MATERIALS PROVIDED ::
^^^^
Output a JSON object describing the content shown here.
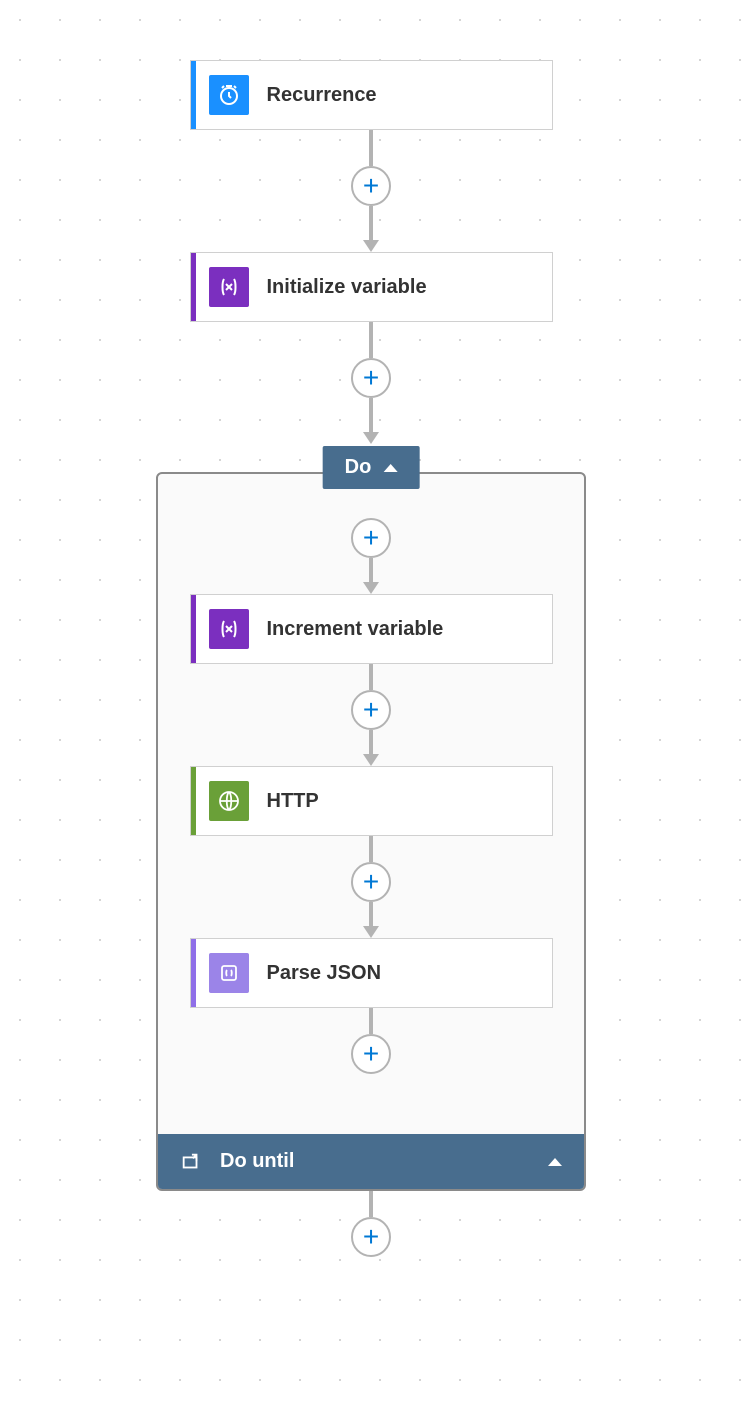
{
  "flow": {
    "steps": [
      {
        "label": "Recurrence",
        "icon": "clock",
        "accent": "#1a90ff",
        "iconbg": "#1a90ff"
      },
      {
        "label": "Initialize variable",
        "icon": "varx",
        "accent": "#7b2fbf",
        "iconbg": "#7b2fbf"
      }
    ],
    "loop": {
      "tab_label": "Do",
      "footer_label": "Do until",
      "steps": [
        {
          "label": "Increment variable",
          "icon": "varx",
          "accent": "#7b2fbf",
          "iconbg": "#7b2fbf"
        },
        {
          "label": "HTTP",
          "icon": "globe",
          "accent": "#6aa038",
          "iconbg": "#6aa038"
        },
        {
          "label": "Parse JSON",
          "icon": "databox",
          "accent": "#8f6fe8",
          "iconbg": "#9b84e8"
        }
      ]
    }
  },
  "colors": {
    "loop_bg": "#486d8e",
    "plus": "#0078d4"
  }
}
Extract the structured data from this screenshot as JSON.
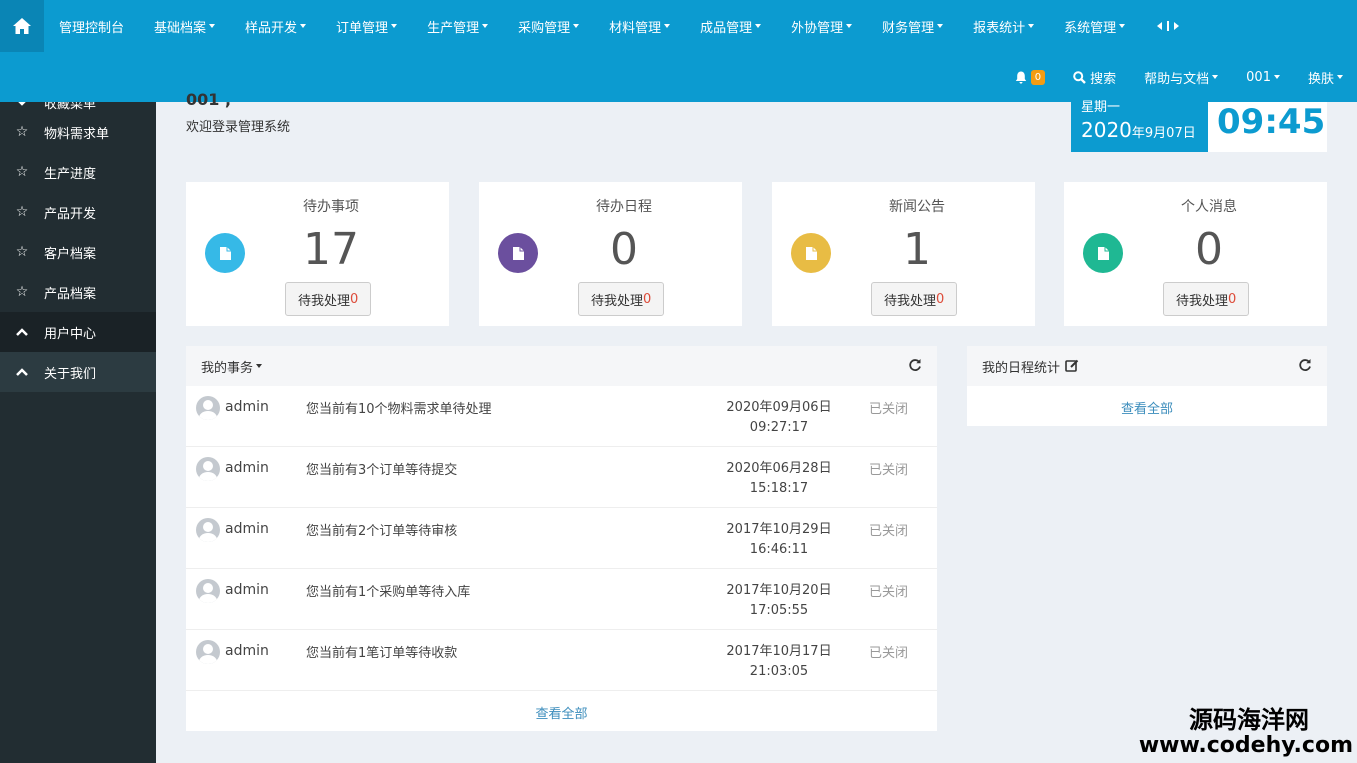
{
  "colors": {
    "primary": "#0c9bd0",
    "sidebar": "#222d32",
    "badge": "#f39c12",
    "link": "#3c8dbc"
  },
  "nav": {
    "home_icon": "home-icon",
    "items": [
      {
        "label": "管理控制台",
        "dropdown": false
      },
      {
        "label": "基础档案",
        "dropdown": true
      },
      {
        "label": "样品开发",
        "dropdown": true
      },
      {
        "label": "订单管理",
        "dropdown": true
      },
      {
        "label": "生产管理",
        "dropdown": true
      },
      {
        "label": "采购管理",
        "dropdown": true
      },
      {
        "label": "材料管理",
        "dropdown": true
      },
      {
        "label": "成品管理",
        "dropdown": true
      },
      {
        "label": "外协管理",
        "dropdown": true
      },
      {
        "label": "财务管理",
        "dropdown": true
      },
      {
        "label": "报表统计",
        "dropdown": true
      },
      {
        "label": "系统管理",
        "dropdown": true
      }
    ],
    "collapse_icon": "collapse-arrows-icon",
    "row2": {
      "notification_count": "0",
      "search_label": "搜索",
      "help_label": "帮助与文档",
      "user_label": "001",
      "skin_label": "换肤"
    }
  },
  "sidebar": {
    "partial_item": "收藏菜单",
    "favorites": [
      "物料需求单",
      "生产进度",
      "产品开发",
      "客户档案",
      "产品档案"
    ],
    "groups": [
      "用户中心",
      "关于我们"
    ]
  },
  "welcome": {
    "user": "001 ,",
    "text": "欢迎登录管理系统"
  },
  "clock": {
    "weekday": "星期一",
    "year": "2020",
    "month_day": "年9月07日",
    "time": "09:45"
  },
  "stats": [
    {
      "title": "待办事项",
      "value": "17",
      "button": "待我处理",
      "count": "0",
      "color": "#36b9e7"
    },
    {
      "title": "待办日程",
      "value": "0",
      "button": "待我处理",
      "count": "0",
      "color": "#6b4f9e"
    },
    {
      "title": "新闻公告",
      "value": "1",
      "button": "待我处理",
      "count": "0",
      "color": "#e8bc44"
    },
    {
      "title": "个人消息",
      "value": "0",
      "button": "待我处理",
      "count": "0",
      "color": "#1fb893"
    }
  ],
  "tasks_panel": {
    "title": "我的事务",
    "view_all": "查看全部",
    "rows": [
      {
        "user": "admin",
        "message": "您当前有10个物料需求单待处理",
        "date": "2020年09月06日",
        "time": "09:27:17",
        "status": "已关闭"
      },
      {
        "user": "admin",
        "message": "您当前有3个订单等待提交",
        "date": "2020年06月28日",
        "time": "15:18:17",
        "status": "已关闭"
      },
      {
        "user": "admin",
        "message": "您当前有2个订单等待审核",
        "date": "2017年10月29日",
        "time": "16:46:11",
        "status": "已关闭"
      },
      {
        "user": "admin",
        "message": "您当前有1个采购单等待入库",
        "date": "2017年10月20日",
        "time": "17:05:55",
        "status": "已关闭"
      },
      {
        "user": "admin",
        "message": "您当前有1笔订单等待收款",
        "date": "2017年10月17日",
        "time": "21:03:05",
        "status": "已关闭"
      }
    ]
  },
  "schedule_panel": {
    "title": "我的日程统计",
    "view_all": "查看全部"
  },
  "watermark": {
    "cn": "源码海洋网",
    "en": "www.codehy.com"
  }
}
^^^^
Omit the pictures. Output every record above word for word.

FULL SOLUTION ::
Output a JSON object describing the content shown here.
{
  "flow": {
    "steps": [
      {
        "label": "Recurrence",
        "icon": "clock",
        "accent": "#1a90ff",
        "iconbg": "#1a90ff"
      },
      {
        "label": "Initialize variable",
        "icon": "varx",
        "accent": "#7b2fbf",
        "iconbg": "#7b2fbf"
      }
    ],
    "loop": {
      "tab_label": "Do",
      "footer_label": "Do until",
      "steps": [
        {
          "label": "Increment variable",
          "icon": "varx",
          "accent": "#7b2fbf",
          "iconbg": "#7b2fbf"
        },
        {
          "label": "HTTP",
          "icon": "globe",
          "accent": "#6aa038",
          "iconbg": "#6aa038"
        },
        {
          "label": "Parse JSON",
          "icon": "databox",
          "accent": "#8f6fe8",
          "iconbg": "#9b84e8"
        }
      ]
    }
  },
  "colors": {
    "loop_bg": "#486d8e",
    "plus": "#0078d4"
  }
}
Extract the structured data from this screenshot as JSON.
{
  "colors": {
    "primary": "#0c9bd0",
    "sidebar": "#222d32",
    "badge": "#f39c12",
    "link": "#3c8dbc"
  },
  "nav": {
    "home_icon": "home-icon",
    "items": [
      {
        "label": "管理控制台",
        "dropdown": false
      },
      {
        "label": "基础档案",
        "dropdown": true
      },
      {
        "label": "样品开发",
        "dropdown": true
      },
      {
        "label": "订单管理",
        "dropdown": true
      },
      {
        "label": "生产管理",
        "dropdown": true
      },
      {
        "label": "采购管理",
        "dropdown": true
      },
      {
        "label": "材料管理",
        "dropdown": true
      },
      {
        "label": "成品管理",
        "dropdown": true
      },
      {
        "label": "外协管理",
        "dropdown": true
      },
      {
        "label": "财务管理",
        "dropdown": true
      },
      {
        "label": "报表统计",
        "dropdown": true
      },
      {
        "label": "系统管理",
        "dropdown": true
      }
    ],
    "collapse_icon": "collapse-arrows-icon",
    "row2": {
      "notification_count": "0",
      "search_label": "搜索",
      "help_label": "帮助与文档",
      "user_label": "001",
      "skin_label": "换肤"
    }
  },
  "sidebar": {
    "partial_item": "收藏菜单",
    "favorites": [
      "物料需求单",
      "生产进度",
      "产品开发",
      "客户档案",
      "产品档案"
    ],
    "groups": [
      "用户中心",
      "关于我们"
    ]
  },
  "welcome": {
    "user": "001 ,",
    "text": "欢迎登录管理系统"
  },
  "clock": {
    "weekday": "星期一",
    "year": "2020",
    "month_day": "年9月07日",
    "time": "09:45"
  },
  "stats": [
    {
      "title": "待办事项",
      "value": "17",
      "button": "待我处理",
      "count": "0",
      "color": "#36b9e7"
    },
    {
      "title": "待办日程",
      "value": "0",
      "button": "待我处理",
      "count": "0",
      "color": "#6b4f9e"
    },
    {
      "title": "新闻公告",
      "value": "1",
      "button": "待我处理",
      "count": "0",
      "color": "#e8bc44"
    },
    {
      "title": "个人消息",
      "value": "0",
      "button": "待我处理",
      "count": "0",
      "color": "#1fb893"
    }
  ],
  "tasks_panel": {
    "title": "我的事务",
    "view_all": "查看全部",
    "rows": [
      {
        "user": "admin",
        "message": "您当前有10个物料需求单待处理",
        "date": "2020年09月06日",
        "time": "09:27:17",
        "status": "已关闭"
      },
      {
        "user": "admin",
        "message": "您当前有3个订单等待提交",
        "date": "2020年06月28日",
        "time": "15:18:17",
        "status": "已关闭"
      },
      {
        "user": "admin",
        "message": "您当前有2个订单等待审核",
        "date": "2017年10月29日",
        "time": "16:46:11",
        "status": "已关闭"
      },
      {
        "user": "admin",
        "message": "您当前有1个采购单等待入库",
        "date": "2017年10月20日",
        "time": "17:05:55",
        "status": "已关闭"
      },
      {
        "user": "admin",
        "message": "您当前有1笔订单等待收款",
        "date": "2017年10月17日",
        "time": "21:03:05",
        "status": "已关闭"
      }
    ]
  },
  "schedule_panel": {
    "title": "我的日程统计",
    "view_all": "查看全部"
  },
  "watermark": {
    "cn": "源码海洋网",
    "en": "www.codehy.com"
  }
}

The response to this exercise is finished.